--- BEGIN Data for this task ---

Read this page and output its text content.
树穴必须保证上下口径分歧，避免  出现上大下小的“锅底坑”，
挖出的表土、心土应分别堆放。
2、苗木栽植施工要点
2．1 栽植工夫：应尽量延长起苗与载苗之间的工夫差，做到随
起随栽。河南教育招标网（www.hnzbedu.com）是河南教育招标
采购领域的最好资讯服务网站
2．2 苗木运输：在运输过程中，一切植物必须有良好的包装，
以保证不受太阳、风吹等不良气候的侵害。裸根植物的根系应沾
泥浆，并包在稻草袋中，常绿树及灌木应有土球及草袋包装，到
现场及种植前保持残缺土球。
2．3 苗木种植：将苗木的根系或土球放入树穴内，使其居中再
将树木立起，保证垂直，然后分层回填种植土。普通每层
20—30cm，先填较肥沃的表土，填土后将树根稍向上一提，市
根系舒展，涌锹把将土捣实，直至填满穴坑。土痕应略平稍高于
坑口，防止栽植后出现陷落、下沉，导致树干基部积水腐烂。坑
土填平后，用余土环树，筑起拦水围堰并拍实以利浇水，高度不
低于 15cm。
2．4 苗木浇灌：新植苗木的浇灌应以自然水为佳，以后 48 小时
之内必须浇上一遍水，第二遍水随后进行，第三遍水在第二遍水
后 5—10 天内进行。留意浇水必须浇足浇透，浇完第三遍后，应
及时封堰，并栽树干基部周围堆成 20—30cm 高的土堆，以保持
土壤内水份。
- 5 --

--- END Data for this task ---

## Stated task
Extract the full set of entries word for word.

## Full solution
Read this page and output its text content.
树穴必须保证上下口径分歧，避免  出现上大下小的“锅底坑”，
挖出的表土、心土应分别堆放。
2、苗木栽植施工要点
2．1 栽植工夫：应尽量延长起苗与载苗之间的工夫差，做到随
起随栽。河南教育招标网（www.hnzbedu.com）是河南教育招标
采购领域的最好资讯服务网站
2．2 苗木运输：在运输过程中，一切植物必须有良好的包装，
以保证不受太阳、风吹等不良气候的侵害。裸根植物的根系应沾
泥浆，并包在稻草袋中，常绿树及灌木应有土球及草袋包装，到
现场及种植前保持残缺土球。
2．3 苗木种植：将苗木的根系或土球放入树穴内，使其居中再
将树木立起，保证垂直，然后分层回填种植土。普通每层
20—30cm，先填较肥沃的表土，填土后将树根稍向上一提，市
根系舒展，涌锹把将土捣实，直至填满穴坑。土痕应略平稍高于
坑口，防止栽植后出现陷落、下沉，导致树干基部积水腐烂。坑
土填平后，用余土环树，筑起拦水围堰并拍实以利浇水，高度不
低于 15cm。
2．4 苗木浇灌：新植苗木的浇灌应以自然水为佳，以后 48 小时
之内必须浇上一遍水，第二遍水随后进行，第三遍水在第二遍水
后 5—10 天内进行。留意浇水必须浇足浇透，浇完第三遍后，应
及时封堰，并栽树干基部周围堆成 20—30cm 高的土堆，以保持
土壤内水份。
- 5 --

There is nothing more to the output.